» Problem requirements
Output every line exactly as written. Leave out pictures.

» Lines of data
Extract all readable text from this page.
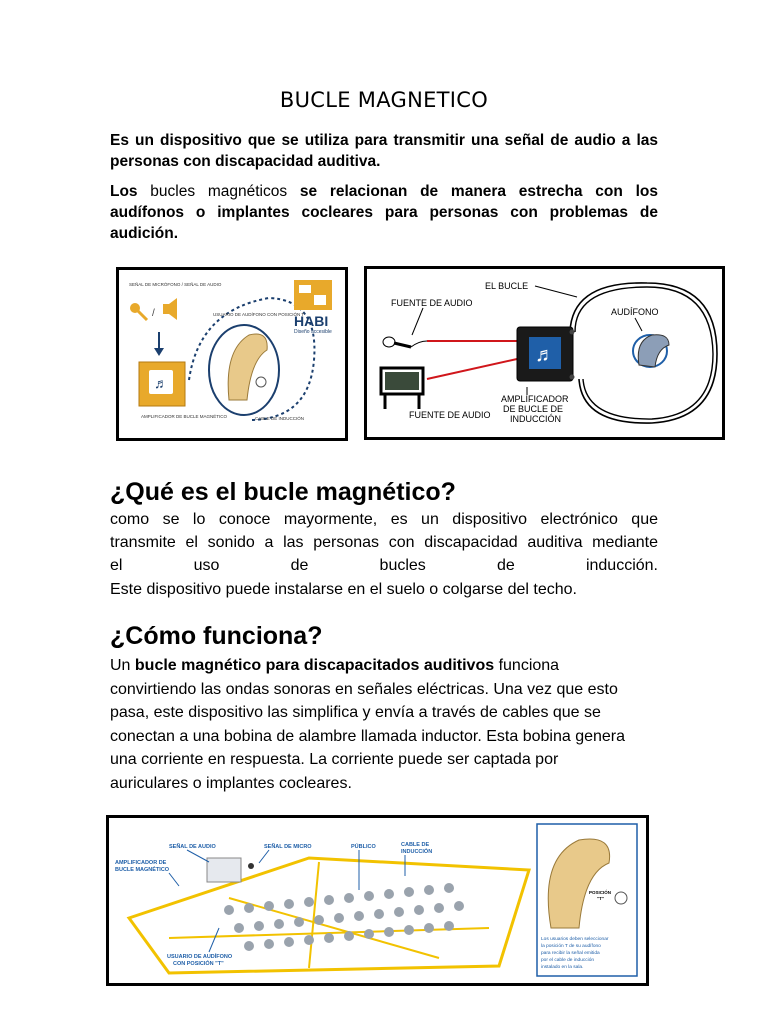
BUCLE MAGNETICO

Es un dispositivo que se utiliza para transmitir una señal de audio a las personas con discapacidad auditiva.

Los bucles magnéticos se relacionan de manera estrecha con los audífonos o implantes cocleares para personas con problemas de audición.

SEÑAL DE MICRÓFONO / SEÑAL DE AUDIO
/
♬
AMPLIFICADOR DE BUCLE MAGNÉTICO
USUARIO DE AUDÍFONO CON POSICIÓN T
CABLE DE INDUCCIÓN
HABI
Diseño accesible
EL BUCLE
FUENTE DE AUDIO
AUDÍFONO
FUENTE DE AUDIO
♬
AMPLIFICADOR
DE BUCLE DE
INDUCCIÓN
¿Qué es el bucle magnético?

como se lo conoce mayormente, es un dispositivo electrónico que

transmite el sonido a las personas con discapacidad auditiva mediante

el uso de bucles de inducción.

Este dispositivo puede instalarse en el suelo o colgarse del techo.

¿Cómo funciona?

Un bucle magnético para discapacitados auditivos funciona convirtiendo las ondas sonoras en señales eléctricas. Una vez que esto pasa, este dispositivo las simplifica y envía a través de cables que se conectan a una bobina de alambre llamada inductor. Esta bobina genera una corriente en respuesta. La corriente puede ser captada por auriculares o implantes cocleares.

SEÑAL DE AUDIO	SEÑAL DE MICRO	PÚBLICO	CABLE DE
INDUCCIÓN
AMPLIFICADOR DE
BUCLE MAGNÉTICO
USUARIO DE AUDÍFONO
CON POSICIÓN "T"
POSICIÓN
"T"
Los usuarios deben seleccionar
la posición T de su audífono
para recibir la señal emitida
por el cable de inducción
instalado en la sala.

» Exercise answer
Extract all readable text from this page.
BUCLE MAGNETICO

Es un dispositivo que se utiliza para transmitir una señal de audio a las personas con discapacidad auditiva.

Los bucles magnéticos se relacionan de manera estrecha con los audífonos o implantes cocleares para personas con problemas de audición.

SEÑAL DE MICRÓFONO / SEÑAL DE AUDIO
/
♬
AMPLIFICADOR DE BUCLE MAGNÉTICO
USUARIO DE AUDÍFONO CON POSICIÓN T
CABLE DE INDUCCIÓN
HABI
Diseño accesible
EL BUCLE
FUENTE DE AUDIO
AUDÍFONO
FUENTE DE AUDIO
♬
AMPLIFICADOR
DE BUCLE DE
INDUCCIÓN
¿Qué es el bucle magnético?

como se lo conoce mayormente, es un dispositivo electrónico que

transmite el sonido a las personas con discapacidad auditiva mediante

el uso de bucles de inducción.

Este dispositivo puede instalarse en el suelo o colgarse del techo.

¿Cómo funciona?

Un bucle magnético para discapacitados auditivos funciona convirtiendo las ondas sonoras en señales eléctricas. Una vez que esto pasa, este dispositivo las simplifica y envía a través de cables que se conectan a una bobina de alambre llamada inductor. Esta bobina genera una corriente en respuesta. La corriente puede ser captada por auriculares o implantes cocleares.

SEÑAL DE AUDIO	SEÑAL DE MICRO	PÚBLICO	CABLE DE
INDUCCIÓN
AMPLIFICADOR DE
BUCLE MAGNÉTICO
USUARIO DE AUDÍFONO
CON POSICIÓN "T"
POSICIÓN
"T"
Los usuarios deben seleccionar
la posición T de su audífono
para recibir la señal emitida
por el cable de inducción
instalado en la sala.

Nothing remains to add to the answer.